Rewrite the data from the line containing "cell-v20: 26.5 bbox=[443, 649, 474, 675]" through the line containing "cell-v200: 4.5 bbox=[505, 604, 536, 619]", replacing "efficient" with "effective" and keeping everything else unchanged. Return only those lines.

· · · · ·

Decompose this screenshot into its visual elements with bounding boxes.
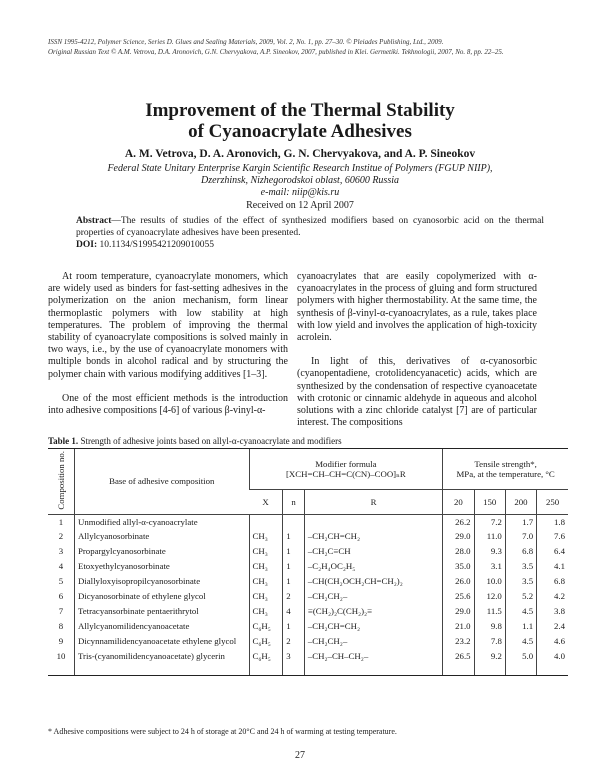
cell-v20: 26.5 bbox=[443, 649, 474, 675]
cell-no: 6 bbox=[58, 591, 64, 602]
header-composition-no: Composition no. bbox=[48, 449, 74, 515]
cell-v150: 11.5 bbox=[474, 604, 505, 619]
cell-v250: 2.4 bbox=[537, 619, 568, 634]
cell-n: 2 bbox=[283, 589, 305, 604]
table-caption-text: Strength of adhesive joints based on allyl-α-cyanoacrylate and modifiers bbox=[78, 436, 342, 446]
cell-r: –CH₂CH₂– bbox=[304, 589, 442, 604]
cell-v200: 6.8 bbox=[505, 544, 536, 559]
cell-v200: 3.5 bbox=[505, 574, 536, 589]
cell-r: –CH₂CH=CH₂ bbox=[304, 619, 442, 634]
cell-v150: 9.3 bbox=[474, 544, 505, 559]
table-row bbox=[48, 574, 568, 589]
table-row bbox=[48, 604, 568, 619]
cell-n: 2 bbox=[283, 634, 305, 649]
header-n: n bbox=[283, 490, 305, 515]
cell-v200: 5.2 bbox=[505, 589, 536, 604]
cell-v150: 11.0 bbox=[474, 529, 505, 544]
body-paragraph: One of the most efficient methods is the introduction into adhesive compositions [4-6] of various β-vinyl-α- bbox=[48, 392, 288, 417]
abstract-label: Abstract bbox=[76, 216, 112, 226]
cell-n: 4 bbox=[283, 604, 305, 619]
header-t20: 20 bbox=[443, 490, 474, 515]
cell-v200: 4.5 bbox=[505, 604, 536, 619]
journal-header-line2: Original Russian Text © A.M. Vetrova, D.A. Aronovich, G.N. Chervyakova, A.P. Sineokov, 2007, published in Klei. Germetiki. Tekhnologii, 2007, No. 8, pp. 22–25. bbox=[48, 47, 504, 56]
cell-base: Propargylcyanosorbinate bbox=[74, 544, 249, 559]
cell-no: 10 bbox=[48, 649, 74, 675]
cell-base: Tris-(cyanomilidencyanoacetate) glycerin bbox=[74, 649, 249, 675]
table-caption bbox=[48, 436, 342, 446]
cell-base: Unmodified allyl-α-cyanoacrylate bbox=[74, 514, 249, 529]
cell-n: 1 bbox=[283, 574, 305, 589]
cell-n: 3 bbox=[283, 649, 305, 675]
cell-v200: 1.1 bbox=[505, 619, 536, 634]
cell-base: Allylcyanomilidencyanoacetate bbox=[74, 619, 249, 634]
table-row bbox=[48, 529, 568, 544]
cell-base: Dicyanosorbinate of ethylene glycol bbox=[74, 589, 249, 604]
cell-no: 9 bbox=[58, 636, 64, 647]
title-line1: Improvement of the Thermal Stability bbox=[145, 100, 455, 121]
cell-x: C₆H₅ bbox=[249, 634, 283, 649]
cell-no: 4 bbox=[58, 561, 64, 572]
cell-v20: 28.0 bbox=[443, 544, 474, 559]
cell-n: 1 bbox=[283, 529, 305, 544]
cell-v20: 23.2 bbox=[443, 634, 474, 649]
cell-x: CH₃ bbox=[249, 589, 283, 604]
cell-v200: 3.5 bbox=[505, 559, 536, 574]
cell-x bbox=[249, 514, 283, 529]
cell-no: 7 bbox=[58, 606, 64, 617]
cell-v250: 4.0 bbox=[537, 649, 568, 675]
header-t150: 150 bbox=[474, 490, 505, 515]
affiliation-line1: Federal State Unitary Enterprise Kargin Scientific Research Institue of Polymers (FGUP NIIP), bbox=[107, 163, 493, 174]
table-caption-label: Table 1. bbox=[48, 436, 79, 446]
cell-base: Allylcyanosorbinate bbox=[74, 529, 249, 544]
cell-base: Tetracyansorbinate pentaerithrytol bbox=[74, 604, 249, 619]
cell-r: –CH₂CH₂– bbox=[304, 634, 442, 649]
cell-v150: 9.8 bbox=[474, 619, 505, 634]
body-column-left bbox=[48, 271, 288, 417]
cell-base: Dicynnamilidencyanoacetate ethylene glycol bbox=[74, 634, 249, 649]
cell-base: Diallyloxyisopropilcyanosorbinate bbox=[74, 574, 249, 589]
cell-v20: 25.6 bbox=[443, 589, 474, 604]
body-paragraph: cyanoacrylates that are easily copolymerized with α-cyanoacrylates in the process of gluing and form structured polymers with higher thermostability. At the same time, the synthesis of β-vinyl-α-cyanoacrylates, as a rule, takes place with low yield and involves the application of high-toxicity acrolein. bbox=[297, 271, 537, 344]
cell-r: –CH₂C≡CH bbox=[304, 544, 442, 559]
cell-v250: 4.2 bbox=[537, 589, 568, 604]
cell-v150: 3.1 bbox=[474, 559, 505, 574]
cell-v20: 26.2 bbox=[443, 514, 474, 529]
header-base: Base of adhesive composition bbox=[74, 449, 249, 515]
cell-v250: 4.1 bbox=[537, 559, 568, 574]
affiliation-line2: Dzerzhinsk, Nizhegorodskoi oblast, 60600 Russia bbox=[201, 175, 399, 186]
cell-v150: 7.8 bbox=[474, 634, 505, 649]
cell-n: 1 bbox=[283, 559, 305, 574]
cell-v150: 12.0 bbox=[474, 589, 505, 604]
abstract-text: —The results of studies of the effect of synthesized modifiers based on cyanosorbic acid on the thermal properties of cyanoacrylate adhesives have been presented. bbox=[76, 216, 544, 238]
cell-v250: 1.8 bbox=[537, 514, 568, 529]
cell-n: 1 bbox=[283, 544, 305, 559]
table-footnote: * Adhesive compositions were subject to 24 h of storage at 20°C and 24 h of warming at testing temperature. bbox=[48, 727, 397, 736]
cell-v250: 4.6 bbox=[537, 634, 568, 649]
doi bbox=[76, 240, 214, 250]
cell-r: –CH₂–CH–CH₂– bbox=[304, 649, 442, 675]
strength-table bbox=[48, 448, 568, 676]
cell-r bbox=[304, 514, 442, 529]
cell-r: –CH(CH₂OCH₂CH=CH₂)₂ bbox=[304, 574, 442, 589]
cell-x: CH₃ bbox=[249, 604, 283, 619]
cell-r: –C₂H₄OC₂H₅ bbox=[304, 559, 442, 574]
table-row bbox=[48, 559, 568, 574]
doi-label: DOI: bbox=[76, 240, 98, 250]
cell-x: C₆H₅ bbox=[249, 619, 283, 634]
cell-no: 2 bbox=[58, 531, 64, 542]
abstract bbox=[76, 216, 544, 239]
table-row bbox=[48, 619, 568, 634]
header-modifier-formula: Modifier formula [XCH=CH–CH=C(CN)–COO]ₙR bbox=[249, 449, 443, 490]
table-row bbox=[48, 544, 568, 559]
cell-r: –CH₂CH=CH₂ bbox=[304, 529, 442, 544]
cell-x: C₆H₅ bbox=[249, 649, 283, 675]
cell-v200: 5.0 bbox=[505, 649, 536, 675]
cell-x: CH₃ bbox=[249, 544, 283, 559]
cell-x: CH₃ bbox=[249, 529, 283, 544]
table-row bbox=[48, 634, 568, 649]
received-date: Received on 12 April 2007 bbox=[246, 200, 354, 211]
header-t200: 200 bbox=[505, 490, 536, 515]
header-x: X bbox=[249, 490, 283, 515]
cell-n bbox=[283, 514, 305, 529]
article-title bbox=[0, 100, 600, 142]
doi-value[interactable]: 10.1134/S1995421209010055 bbox=[97, 240, 214, 250]
cell-v250: 7.6 bbox=[537, 529, 568, 544]
cell-v250: 3.8 bbox=[537, 604, 568, 619]
cell-v250: 6.4 bbox=[537, 544, 568, 559]
body-paragraph: At room temperature, cyanoacrylate monomers, which are widely used as binders for fast-setting adhesives in the polymerization on the anion mechanism, form linear thermoplastic polymers with low stability at high temperatures. The problem of improving the thermal stability of cyanoacrylate compositions is solved mainly in two ways, i.e., by the use of cyanoacrylate monomers with multiple bonds in alcohol radical and by structuring the polymer chain with various modifying additives [1–3]. bbox=[48, 271, 288, 380]
cell-no: 1 bbox=[58, 516, 64, 527]
cell-n: 1 bbox=[283, 619, 305, 634]
table-row bbox=[48, 649, 568, 675]
table-row bbox=[48, 514, 568, 529]
body-paragraph: In light of this, derivatives of α-cyanosorbic (cyanopentadiene, crotolidencyanacetic) acids, which are synthesized by the condensation of respective cyanoacetate with crotonic or cinnamic aldehyde in aqueous and alcohol solutions with a zinc chloride catalyst [7] are of particular interest. The compositions bbox=[297, 356, 537, 429]
journal-header bbox=[48, 38, 568, 57]
cell-v200: 4.5 bbox=[505, 634, 536, 649]
affiliation bbox=[0, 163, 600, 199]
cell-base: Etoxyethylcyanosorbinate bbox=[74, 559, 249, 574]
cell-v20: 21.0 bbox=[443, 619, 474, 634]
cell-v150: 10.0 bbox=[474, 574, 505, 589]
table-row bbox=[48, 589, 568, 604]
cell-x: CH₃ bbox=[249, 574, 283, 589]
title-line2: of Cyanoacrylate Adhesives bbox=[188, 121, 412, 142]
author-list: A. M. Vetrova, D. A. Aronovich, G. N. Chervyakova, and A. P. Sineokov bbox=[124, 148, 476, 160]
journal-header-line1: ISSN 1995-4212, Polymer Science, Series D. Glues and Sealing Materials, 2009, Vol. 2, No. 1, pp. 27–30. © Pleiades Publishing, Ltd., 2009. bbox=[48, 38, 444, 46]
cell-v250: 6.8 bbox=[537, 574, 568, 589]
header-r: R bbox=[304, 490, 442, 515]
page-number: 27 bbox=[295, 750, 305, 761]
header-t250: 250 bbox=[537, 490, 568, 515]
cell-v200: 7.0 bbox=[505, 529, 536, 544]
body-column-right bbox=[297, 271, 537, 429]
cell-x: CH₃ bbox=[249, 559, 283, 574]
cell-v150: 9.2 bbox=[474, 649, 505, 675]
cell-no: 8 bbox=[58, 621, 64, 632]
cell-v20: 29.0 bbox=[443, 529, 474, 544]
cell-v150: 7.2 bbox=[474, 514, 505, 529]
cell-v20: 35.0 bbox=[443, 559, 474, 574]
cell-no: 3 bbox=[58, 546, 64, 557]
cell-v200: 1.7 bbox=[505, 514, 536, 529]
header-tensile-strength: Tensile strength*, MPa, at the temperature, °C bbox=[443, 449, 568, 490]
author-email[interactable]: e-mail: niip@kis.ru bbox=[260, 187, 340, 198]
cell-v20: 26.0 bbox=[443, 574, 474, 589]
cell-v20: 29.0 bbox=[443, 604, 474, 619]
cell-r: ≡(CH₂)₂C(CH₂)₂≡ bbox=[304, 604, 442, 619]
cell-no: 5 bbox=[58, 576, 64, 587]
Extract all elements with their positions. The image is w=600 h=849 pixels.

· · · · ·

• [TASK ANSWER]
cell-v20: 26.5 bbox=[443, 649, 474, 675]
cell-no: 6 bbox=[58, 591, 64, 602]
header-composition-no: Composition no. bbox=[48, 449, 74, 515]
cell-v150: 11.5 bbox=[474, 604, 505, 619]
cell-v250: 2.4 bbox=[537, 619, 568, 634]
cell-n: 2 bbox=[283, 589, 305, 604]
table-caption-text: Strength of adhesive joints based on allyl-α-cyanoacrylate and modifiers bbox=[78, 436, 342, 446]
cell-r: –CH₂CH₂– bbox=[304, 589, 442, 604]
cell-v200: 6.8 bbox=[505, 544, 536, 559]
cell-v200: 3.5 bbox=[505, 574, 536, 589]
cell-r: –CH₂CH=CH₂ bbox=[304, 619, 442, 634]
cell-v150: 9.3 bbox=[474, 544, 505, 559]
table-row bbox=[48, 574, 568, 589]
table-row bbox=[48, 604, 568, 619]
cell-n: 2 bbox=[283, 634, 305, 649]
header-n: n bbox=[283, 490, 305, 515]
cell-v200: 5.2 bbox=[505, 589, 536, 604]
cell-v150: 11.0 bbox=[474, 529, 505, 544]
body-paragraph: One of the most effective methods is the introduction into adhesive compositions [4-6] of various β-vinyl-α- bbox=[48, 392, 288, 417]
abstract-label: Abstract bbox=[76, 216, 112, 226]
cell-n: 4 bbox=[283, 604, 305, 619]
header-t20: 20 bbox=[443, 490, 474, 515]
cell-v200: 4.5 bbox=[505, 604, 536, 619]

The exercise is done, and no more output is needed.